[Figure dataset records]
::::

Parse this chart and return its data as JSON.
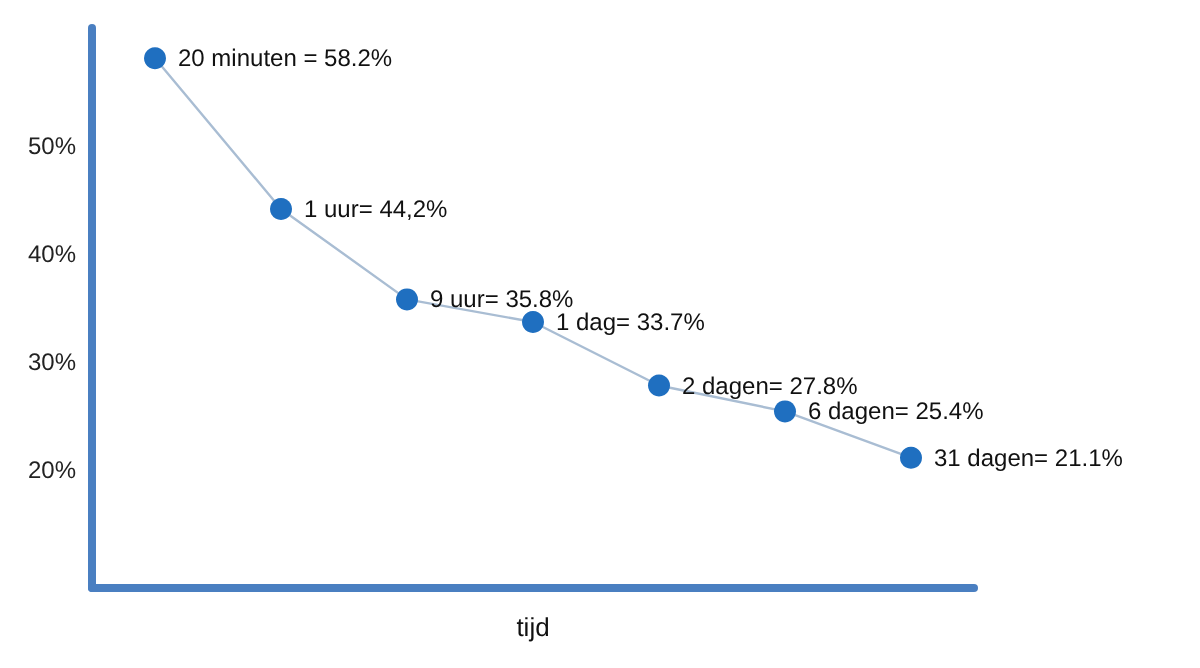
{
  "chart_data": {
    "type": "line",
    "xlabel": "tijd",
    "categories": [
      null,
      null,
      null,
      null,
      null,
      null,
      null
    ],
    "series": [
      {
        "color": "#1f6fc0",
        "values": [
          58.2,
          44.2,
          35.8,
          33.7,
          27.8,
          25.4,
          21.1
        ],
        "value_labels": [
          "20 minuten = 58.2%",
          "1 uur= 44,2%",
          "9 uur= 35.8%",
          "1 dag= 33.7%",
          "2 dagen= 27.8%",
          "6 dagen= 25.4%",
          "31 dagen= 21.1%"
        ]
      }
    ],
    "ylim": [
      9,
      61
    ],
    "yticks": [
      {
        "value": 20,
        "label": "20%"
      },
      {
        "value": 30,
        "label": "30%"
      },
      {
        "value": 40,
        "label": "40%"
      },
      {
        "value": 50,
        "label": "50%"
      }
    ],
    "grid": false,
    "marker": "circle",
    "line_style": "solid"
  }
}
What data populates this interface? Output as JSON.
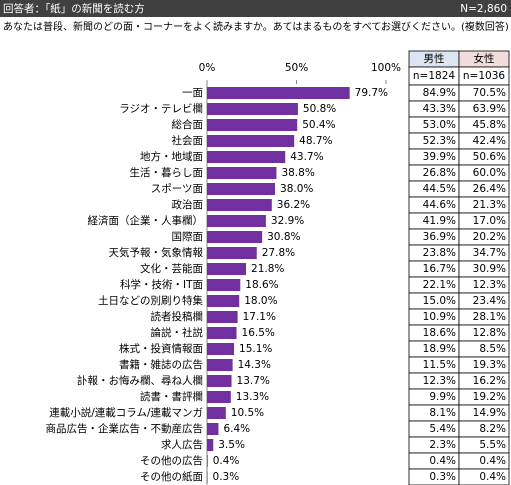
{
  "header": {
    "left": "回答者：「紙」の新聞を読む方",
    "right": "N=2,860",
    "question": "あなたは普段、新聞のどの面・コーナーをよく読みますか。あてはまるものをすべてお選びください。(複数回答)"
  },
  "chart_data": {
    "type": "bar",
    "orientation": "horizontal",
    "color": "#7030a0",
    "categories": [
      "一面",
      "ラジオ・テレビ欄",
      "総合面",
      "社会面",
      "地方・地域面",
      "生活・暮らし面",
      "スポーツ面",
      "政治面",
      "経済面（企業・人事欄）",
      "国際面",
      "天気予報・気象情報",
      "文化・芸能面",
      "科学・技術・IT面",
      "土日などの別刷り特集",
      "読者投稿欄",
      "論説・社説",
      "株式・投資情報面",
      "書籍・雑誌の広告",
      "訃報・お悔み欄、尋ね人欄",
      "読書・書評欄",
      "連載小説/連載コラム/連載マンガ",
      "商品広告・企業広告・不動産広告",
      "求人広告",
      "その他の広告",
      "その他の紙面"
    ],
    "values": [
      79.7,
      50.8,
      50.4,
      48.7,
      43.7,
      38.8,
      38.0,
      36.2,
      32.9,
      30.8,
      27.8,
      21.8,
      18.6,
      18.0,
      17.1,
      16.5,
      15.1,
      14.3,
      13.7,
      13.3,
      10.5,
      6.4,
      3.5,
      0.4,
      0.3
    ],
    "value_labels": [
      "79.7%",
      "50.8%",
      "50.4%",
      "48.7%",
      "43.7%",
      "38.8%",
      "38.0%",
      "36.2%",
      "32.9%",
      "30.8%",
      "27.8%",
      "21.8%",
      "18.6%",
      "18.0%",
      "17.1%",
      "16.5%",
      "15.1%",
      "14.3%",
      "13.7%",
      "13.3%",
      "10.5%",
      "6.4%",
      "3.5%",
      "0.4%",
      "0.3%"
    ],
    "xlim": [
      0,
      100
    ],
    "xticks": [
      {
        "value": 0,
        "label": "0%"
      },
      {
        "value": 50,
        "label": "50%"
      },
      {
        "value": 100,
        "label": "100%"
      }
    ],
    "grid": false
  },
  "table": {
    "headers": [
      "男性",
      "女性"
    ],
    "n": [
      "n=1824",
      "n=1036"
    ],
    "rows": [
      [
        "84.9%",
        "70.5%"
      ],
      [
        "43.3%",
        "63.9%"
      ],
      [
        "53.0%",
        "45.8%"
      ],
      [
        "52.3%",
        "42.4%"
      ],
      [
        "39.9%",
        "50.6%"
      ],
      [
        "26.8%",
        "60.0%"
      ],
      [
        "44.5%",
        "26.4%"
      ],
      [
        "44.6%",
        "21.3%"
      ],
      [
        "41.9%",
        "17.0%"
      ],
      [
        "36.9%",
        "20.2%"
      ],
      [
        "23.8%",
        "34.7%"
      ],
      [
        "16.7%",
        "30.9%"
      ],
      [
        "22.1%",
        "12.3%"
      ],
      [
        "15.0%",
        "23.4%"
      ],
      [
        "10.9%",
        "28.1%"
      ],
      [
        "18.6%",
        "12.8%"
      ],
      [
        "18.9%",
        "8.5%"
      ],
      [
        "11.5%",
        "19.3%"
      ],
      [
        "12.3%",
        "16.2%"
      ],
      [
        "9.9%",
        "19.2%"
      ],
      [
        "8.1%",
        "14.9%"
      ],
      [
        "5.4%",
        "8.2%"
      ],
      [
        "2.3%",
        "5.5%"
      ],
      [
        "0.4%",
        "0.4%"
      ],
      [
        "0.3%",
        "0.4%"
      ]
    ]
  }
}
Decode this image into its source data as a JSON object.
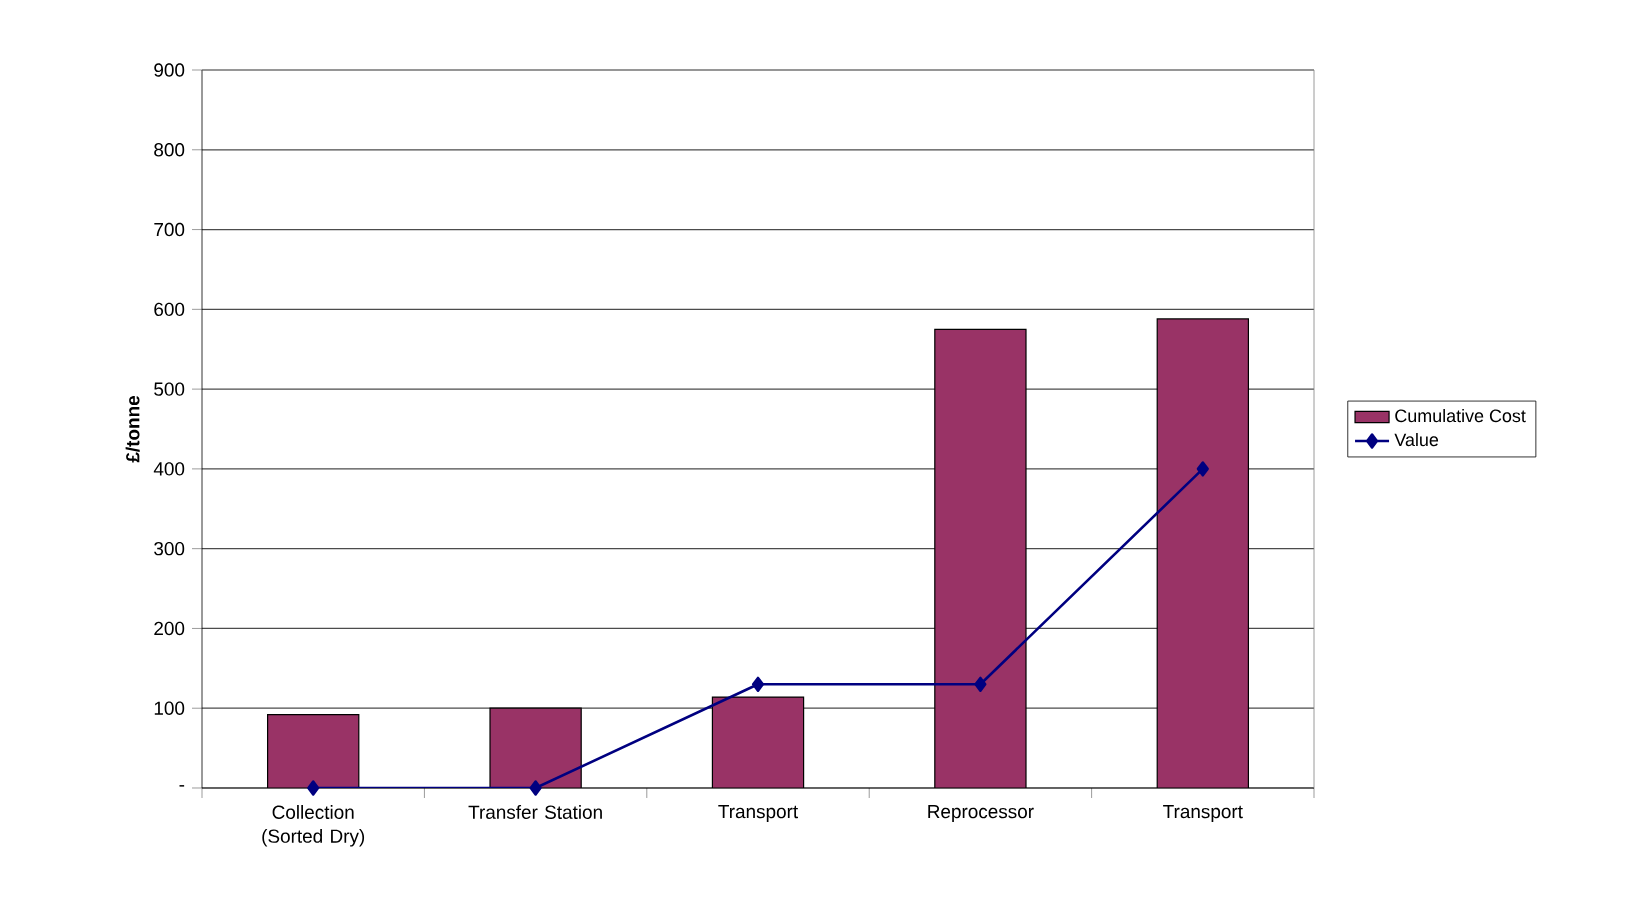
{
  "chart_data": {
    "type": "bar",
    "ylabel": "£/tonne",
    "categories": [
      "Collection\n(Sorted Dry)",
      "Transfer Station",
      "Transport",
      "Reprocessor",
      "Transport"
    ],
    "series": [
      {
        "name": "Cumulative Cost",
        "color": "#993366",
        "values": [
          92,
          100,
          114,
          575,
          588
        ]
      },
      {
        "name": "Value",
        "type": "line",
        "color": "#000080",
        "marker": "diamond",
        "values": [
          0,
          0,
          130,
          130,
          400
        ]
      }
    ],
    "ylim": [
      0,
      900
    ],
    "yticks": [
      {
        "value": 0,
        "label": "-"
      },
      100,
      200,
      300,
      400,
      500,
      600,
      700,
      800,
      900
    ],
    "grid": "y",
    "legend": "right"
  }
}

::::

WHAT IS REQUIRED: Each line in the records above should be reproduced exactly; images are not copied.

TASK OUTPUT:
Parse this chart and return its data as JSON.
{
  "chart_data": {
    "type": "line",
    "xlabel": "tijd",
    "categories": [
      null,
      null,
      null,
      null,
      null,
      null,
      null
    ],
    "series": [
      {
        "color": "#1f6fc0",
        "values": [
          58.2,
          44.2,
          35.8,
          33.7,
          27.8,
          25.4,
          21.1
        ],
        "value_labels": [
          "20 minuten = 58.2%",
          "1 uur= 44,2%",
          "9 uur= 35.8%",
          "1 dag= 33.7%",
          "2 dagen= 27.8%",
          "6 dagen= 25.4%",
          "31 dagen= 21.1%"
        ]
      }
    ],
    "ylim": [
      9,
      61
    ],
    "yticks": [
      {
        "value": 20,
        "label": "20%"
      },
      {
        "value": 30,
        "label": "30%"
      },
      {
        "value": 40,
        "label": "40%"
      },
      {
        "value": 50,
        "label": "50%"
      }
    ],
    "grid": false,
    "marker": "circle",
    "line_style": "solid"
  }
}
What data populates this interface? Output as JSON.
{
  "header": {
    "left": "回答者：「紙」の新聞を読む方",
    "right": "N=2,860",
    "question": "あなたは普段、新聞のどの面・コーナーをよく読みますか。あてはまるものをすべてお選びください。(複数回答)"
  },
  "chart_data": {
    "type": "bar",
    "orientation": "horizontal",
    "color": "#7030a0",
    "categories": [
      "一面",
      "ラジオ・テレビ欄",
      "総合面",
      "社会面",
      "地方・地域面",
      "生活・暮らし面",
      "スポーツ面",
      "政治面",
      "経済面（企業・人事欄）",
      "国際面",
      "天気予報・気象情報",
      "文化・芸能面",
      "科学・技術・IT面",
      "土日などの別刷り特集",
      "読者投稿欄",
      "論説・社説",
      "株式・投資情報面",
      "書籍・雑誌の広告",
      "訃報・お悔み欄、尋ね人欄",
      "読書・書評欄",
      "連載小説/連載コラム/連載マンガ",
      "商品広告・企業広告・不動産広告",
      "求人広告",
      "その他の広告",
      "その他の紙面"
    ],
    "values": [
      79.7,
      50.8,
      50.4,
      48.7,
      43.7,
      38.8,
      38.0,
      36.2,
      32.9,
      30.8,
      27.8,
      21.8,
      18.6,
      18.0,
      17.1,
      16.5,
      15.1,
      14.3,
      13.7,
      13.3,
      10.5,
      6.4,
      3.5,
      0.4,
      0.3
    ],
    "value_labels": [
      "79.7%",
      "50.8%",
      "50.4%",
      "48.7%",
      "43.7%",
      "38.8%",
      "38.0%",
      "36.2%",
      "32.9%",
      "30.8%",
      "27.8%",
      "21.8%",
      "18.6%",
      "18.0%",
      "17.1%",
      "16.5%",
      "15.1%",
      "14.3%",
      "13.7%",
      "13.3%",
      "10.5%",
      "6.4%",
      "3.5%",
      "0.4%",
      "0.3%"
    ],
    "xlim": [
      0,
      100
    ],
    "xticks": [
      {
        "value": 0,
        "label": "0%"
      },
      {
        "value": 50,
        "label": "50%"
      },
      {
        "value": 100,
        "label": "100%"
      }
    ],
    "grid": false
  },
  "table": {
    "headers": [
      "男性",
      "女性"
    ],
    "n": [
      "n=1824",
      "n=1036"
    ],
    "rows": [
      [
        "84.9%",
        "70.5%"
      ],
      [
        "43.3%",
        "63.9%"
      ],
      [
        "53.0%",
        "45.8%"
      ],
      [
        "52.3%",
        "42.4%"
      ],
      [
        "39.9%",
        "50.6%"
      ],
      [
        "26.8%",
        "60.0%"
      ],
      [
        "44.5%",
        "26.4%"
      ],
      [
        "44.6%",
        "21.3%"
      ],
      [
        "41.9%",
        "17.0%"
      ],
      [
        "36.9%",
        "20.2%"
      ],
      [
        "23.8%",
        "34.7%"
      ],
      [
        "16.7%",
        "30.9%"
      ],
      [
        "22.1%",
        "12.3%"
      ],
      [
        "15.0%",
        "23.4%"
      ],
      [
        "10.9%",
        "28.1%"
      ],
      [
        "18.6%",
        "12.8%"
      ],
      [
        "18.9%",
        "8.5%"
      ],
      [
        "11.5%",
        "19.3%"
      ],
      [
        "12.3%",
        "16.2%"
      ],
      [
        "9.9%",
        "19.2%"
      ],
      [
        "8.1%",
        "14.9%"
      ],
      [
        "5.4%",
        "8.2%"
      ],
      [
        "2.3%",
        "5.5%"
      ],
      [
        "0.4%",
        "0.4%"
      ],
      [
        "0.3%",
        "0.4%"
      ]
    ]
  }
}
Decode this image into its source data as a JSON object.
{
  "chart_data": {
    "type": "bar",
    "ylabel": "£/tonne",
    "categories": [
      "Collection\n(Sorted Dry)",
      "Transfer Station",
      "Transport",
      "Reprocessor",
      "Transport"
    ],
    "series": [
      {
        "name": "Cumulative Cost",
        "color": "#993366",
        "values": [
          92,
          100,
          114,
          575,
          588
        ]
      },
      {
        "name": "Value",
        "type": "line",
        "color": "#000080",
        "marker": "diamond",
        "values": [
          0,
          0,
          130,
          130,
          400
        ]
      }
    ],
    "ylim": [
      0,
      900
    ],
    "yticks": [
      {
        "value": 0,
        "label": "-"
      },
      100,
      200,
      300,
      400,
      500,
      600,
      700,
      800,
      900
    ],
    "grid": "y",
    "legend": "right"
  }
}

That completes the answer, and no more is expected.